| EXERCISE DIRECTIONS |
Reproduce the following material exactly, including every line.

| EXTRACTED MATERIAL |
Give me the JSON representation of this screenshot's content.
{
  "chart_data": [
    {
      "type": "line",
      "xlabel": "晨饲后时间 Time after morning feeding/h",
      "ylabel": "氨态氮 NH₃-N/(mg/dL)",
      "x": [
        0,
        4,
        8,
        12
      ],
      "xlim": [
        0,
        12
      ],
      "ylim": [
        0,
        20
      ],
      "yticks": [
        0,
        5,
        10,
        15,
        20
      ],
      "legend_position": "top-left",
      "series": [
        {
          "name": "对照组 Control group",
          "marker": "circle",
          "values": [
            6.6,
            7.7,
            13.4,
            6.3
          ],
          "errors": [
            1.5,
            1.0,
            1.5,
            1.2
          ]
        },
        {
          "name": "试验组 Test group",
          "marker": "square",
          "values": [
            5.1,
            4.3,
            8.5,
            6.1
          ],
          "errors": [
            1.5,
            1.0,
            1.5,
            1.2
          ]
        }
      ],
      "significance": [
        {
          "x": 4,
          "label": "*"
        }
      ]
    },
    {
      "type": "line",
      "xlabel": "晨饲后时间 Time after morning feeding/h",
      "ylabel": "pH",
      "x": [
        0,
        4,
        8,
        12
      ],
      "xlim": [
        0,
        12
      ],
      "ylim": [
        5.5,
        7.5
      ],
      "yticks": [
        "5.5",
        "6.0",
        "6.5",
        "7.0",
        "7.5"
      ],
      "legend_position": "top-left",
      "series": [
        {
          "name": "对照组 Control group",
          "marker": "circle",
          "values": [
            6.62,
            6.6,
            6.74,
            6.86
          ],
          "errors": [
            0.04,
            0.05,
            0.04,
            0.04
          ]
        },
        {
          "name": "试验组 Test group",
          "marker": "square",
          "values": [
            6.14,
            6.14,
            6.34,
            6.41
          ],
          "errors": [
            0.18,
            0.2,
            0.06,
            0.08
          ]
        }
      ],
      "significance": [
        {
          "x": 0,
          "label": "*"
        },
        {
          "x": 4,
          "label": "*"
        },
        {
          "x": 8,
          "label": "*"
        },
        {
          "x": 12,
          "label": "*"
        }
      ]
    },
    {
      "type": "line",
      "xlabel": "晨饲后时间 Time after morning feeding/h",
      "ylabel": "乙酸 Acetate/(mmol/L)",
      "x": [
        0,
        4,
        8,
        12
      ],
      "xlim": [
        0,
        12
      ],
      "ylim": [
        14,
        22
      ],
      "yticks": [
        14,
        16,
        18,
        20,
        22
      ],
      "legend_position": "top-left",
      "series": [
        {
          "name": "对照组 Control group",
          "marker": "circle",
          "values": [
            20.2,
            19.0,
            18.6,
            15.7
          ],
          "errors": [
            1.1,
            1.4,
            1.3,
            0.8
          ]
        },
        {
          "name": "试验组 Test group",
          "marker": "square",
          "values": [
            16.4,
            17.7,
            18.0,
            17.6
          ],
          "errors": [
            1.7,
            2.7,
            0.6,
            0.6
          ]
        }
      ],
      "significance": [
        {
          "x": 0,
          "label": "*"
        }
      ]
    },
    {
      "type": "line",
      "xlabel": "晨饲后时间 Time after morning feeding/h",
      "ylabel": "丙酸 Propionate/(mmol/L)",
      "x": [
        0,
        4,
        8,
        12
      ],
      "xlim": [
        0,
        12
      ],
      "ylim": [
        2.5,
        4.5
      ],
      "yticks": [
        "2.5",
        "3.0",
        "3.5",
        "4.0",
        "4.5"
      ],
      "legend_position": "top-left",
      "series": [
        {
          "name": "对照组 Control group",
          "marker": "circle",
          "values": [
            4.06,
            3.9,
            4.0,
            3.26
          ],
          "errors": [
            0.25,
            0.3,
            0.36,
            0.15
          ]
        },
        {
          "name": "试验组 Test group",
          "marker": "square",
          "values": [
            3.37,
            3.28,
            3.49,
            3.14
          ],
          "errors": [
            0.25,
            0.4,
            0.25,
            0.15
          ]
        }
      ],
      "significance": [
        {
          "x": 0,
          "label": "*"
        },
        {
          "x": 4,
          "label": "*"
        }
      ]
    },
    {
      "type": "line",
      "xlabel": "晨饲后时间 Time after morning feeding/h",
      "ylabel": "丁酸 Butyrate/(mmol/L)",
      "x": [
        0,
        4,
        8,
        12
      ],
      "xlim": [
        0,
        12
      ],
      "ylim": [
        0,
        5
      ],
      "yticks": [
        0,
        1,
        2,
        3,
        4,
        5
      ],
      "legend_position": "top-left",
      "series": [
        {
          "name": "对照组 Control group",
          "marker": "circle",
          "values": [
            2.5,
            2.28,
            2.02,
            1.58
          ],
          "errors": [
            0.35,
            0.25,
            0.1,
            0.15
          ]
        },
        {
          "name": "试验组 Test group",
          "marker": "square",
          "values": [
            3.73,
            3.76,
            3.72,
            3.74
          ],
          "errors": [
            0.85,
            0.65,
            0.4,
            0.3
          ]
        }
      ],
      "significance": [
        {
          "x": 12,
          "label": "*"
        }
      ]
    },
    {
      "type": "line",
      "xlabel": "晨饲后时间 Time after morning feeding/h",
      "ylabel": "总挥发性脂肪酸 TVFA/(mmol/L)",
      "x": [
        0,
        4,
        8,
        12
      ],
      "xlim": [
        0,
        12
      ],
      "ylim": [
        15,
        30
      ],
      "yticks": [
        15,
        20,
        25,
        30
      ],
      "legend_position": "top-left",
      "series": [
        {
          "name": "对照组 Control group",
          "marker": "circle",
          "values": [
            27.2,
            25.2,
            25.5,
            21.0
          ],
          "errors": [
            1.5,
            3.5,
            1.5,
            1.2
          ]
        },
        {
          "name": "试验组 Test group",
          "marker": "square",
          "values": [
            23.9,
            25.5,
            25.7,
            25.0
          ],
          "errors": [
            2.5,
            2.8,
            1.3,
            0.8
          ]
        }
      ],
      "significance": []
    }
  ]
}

| RESULT OF THIS TASK |
Give me the JSON representation of this screenshot's content.
{
  "chart_data": [
    {
      "type": "line",
      "xlabel": "晨饲后时间 Time after morning feeding/h",
      "ylabel": "氨态氮 NH₃-N/(mg/dL)",
      "x": [
        0,
        4,
        8,
        12
      ],
      "xlim": [
        0,
        12
      ],
      "ylim": [
        0,
        20
      ],
      "yticks": [
        0,
        5,
        10,
        15,
        20
      ],
      "legend_position": "top-left",
      "series": [
        {
          "name": "对照组 Control group",
          "marker": "circle",
          "values": [
            6.6,
            7.7,
            13.4,
            6.3
          ],
          "errors": [
            1.5,
            1.0,
            1.5,
            1.2
          ]
        },
        {
          "name": "试验组 Test group",
          "marker": "square",
          "values": [
            5.1,
            4.3,
            8.5,
            6.1
          ],
          "errors": [
            1.5,
            1.0,
            1.5,
            1.2
          ]
        }
      ],
      "significance": [
        {
          "x": 4,
          "label": "*"
        }
      ]
    },
    {
      "type": "line",
      "xlabel": "晨饲后时间 Time after morning feeding/h",
      "ylabel": "pH",
      "x": [
        0,
        4,
        8,
        12
      ],
      "xlim": [
        0,
        12
      ],
      "ylim": [
        5.5,
        7.5
      ],
      "yticks": [
        "5.5",
        "6.0",
        "6.5",
        "7.0",
        "7.5"
      ],
      "legend_position": "top-left",
      "series": [
        {
          "name": "对照组 Control group",
          "marker": "circle",
          "values": [
            6.62,
            6.6,
            6.74,
            6.86
          ],
          "errors": [
            0.04,
            0.05,
            0.04,
            0.04
          ]
        },
        {
          "name": "试验组 Test group",
          "marker": "square",
          "values": [
            6.14,
            6.14,
            6.34,
            6.41
          ],
          "errors": [
            0.18,
            0.2,
            0.06,
            0.08
          ]
        }
      ],
      "significance": [
        {
          "x": 0,
          "label": "*"
        },
        {
          "x": 4,
          "label": "*"
        },
        {
          "x": 8,
          "label": "*"
        },
        {
          "x": 12,
          "label": "*"
        }
      ]
    },
    {
      "type": "line",
      "xlabel": "晨饲后时间 Time after morning feeding/h",
      "ylabel": "乙酸 Acetate/(mmol/L)",
      "x": [
        0,
        4,
        8,
        12
      ],
      "xlim": [
        0,
        12
      ],
      "ylim": [
        14,
        22
      ],
      "yticks": [
        14,
        16,
        18,
        20,
        22
      ],
      "legend_position": "top-left",
      "series": [
        {
          "name": "对照组 Control group",
          "marker": "circle",
          "values": [
            20.2,
            19.0,
            18.6,
            15.7
          ],
          "errors": [
            1.1,
            1.4,
            1.3,
            0.8
          ]
        },
        {
          "name": "试验组 Test group",
          "marker": "square",
          "values": [
            16.4,
            17.7,
            18.0,
            17.6
          ],
          "errors": [
            1.7,
            2.7,
            0.6,
            0.6
          ]
        }
      ],
      "significance": [
        {
          "x": 0,
          "label": "*"
        }
      ]
    },
    {
      "type": "line",
      "xlabel": "晨饲后时间 Time after morning feeding/h",
      "ylabel": "丙酸 Propionate/(mmol/L)",
      "x": [
        0,
        4,
        8,
        12
      ],
      "xlim": [
        0,
        12
      ],
      "ylim": [
        2.5,
        4.5
      ],
      "yticks": [
        "2.5",
        "3.0",
        "3.5",
        "4.0",
        "4.5"
      ],
      "legend_position": "top-left",
      "series": [
        {
          "name": "对照组 Control group",
          "marker": "circle",
          "values": [
            4.06,
            3.9,
            4.0,
            3.26
          ],
          "errors": [
            0.25,
            0.3,
            0.36,
            0.15
          ]
        },
        {
          "name": "试验组 Test group",
          "marker": "square",
          "values": [
            3.37,
            3.28,
            3.49,
            3.14
          ],
          "errors": [
            0.25,
            0.4,
            0.25,
            0.15
          ]
        }
      ],
      "significance": [
        {
          "x": 0,
          "label": "*"
        },
        {
          "x": 4,
          "label": "*"
        }
      ]
    },
    {
      "type": "line",
      "xlabel": "晨饲后时间 Time after morning feeding/h",
      "ylabel": "丁酸 Butyrate/(mmol/L)",
      "x": [
        0,
        4,
        8,
        12
      ],
      "xlim": [
        0,
        12
      ],
      "ylim": [
        0,
        5
      ],
      "yticks": [
        0,
        1,
        2,
        3,
        4,
        5
      ],
      "legend_position": "top-left",
      "series": [
        {
          "name": "对照组 Control group",
          "marker": "circle",
          "values": [
            2.5,
            2.28,
            2.02,
            1.58
          ],
          "errors": [
            0.35,
            0.25,
            0.1,
            0.15
          ]
        },
        {
          "name": "试验组 Test group",
          "marker": "square",
          "values": [
            3.73,
            3.76,
            3.72,
            3.74
          ],
          "errors": [
            0.85,
            0.65,
            0.4,
            0.3
          ]
        }
      ],
      "significance": [
        {
          "x": 12,
          "label": "*"
        }
      ]
    },
    {
      "type": "line",
      "xlabel": "晨饲后时间 Time after morning feeding/h",
      "ylabel": "总挥发性脂肪酸 TVFA/(mmol/L)",
      "x": [
        0,
        4,
        8,
        12
      ],
      "xlim": [
        0,
        12
      ],
      "ylim": [
        15,
        30
      ],
      "yticks": [
        15,
        20,
        25,
        30
      ],
      "legend_position": "top-left",
      "series": [
        {
          "name": "对照组 Control group",
          "marker": "circle",
          "values": [
            27.2,
            25.2,
            25.5,
            21.0
          ],
          "errors": [
            1.5,
            3.5,
            1.5,
            1.2
          ]
        },
        {
          "name": "试验组 Test group",
          "marker": "square",
          "values": [
            23.9,
            25.5,
            25.7,
            25.0
          ],
          "errors": [
            2.5,
            2.8,
            1.3,
            0.8
          ]
        }
      ],
      "significance": []
    }
  ]
}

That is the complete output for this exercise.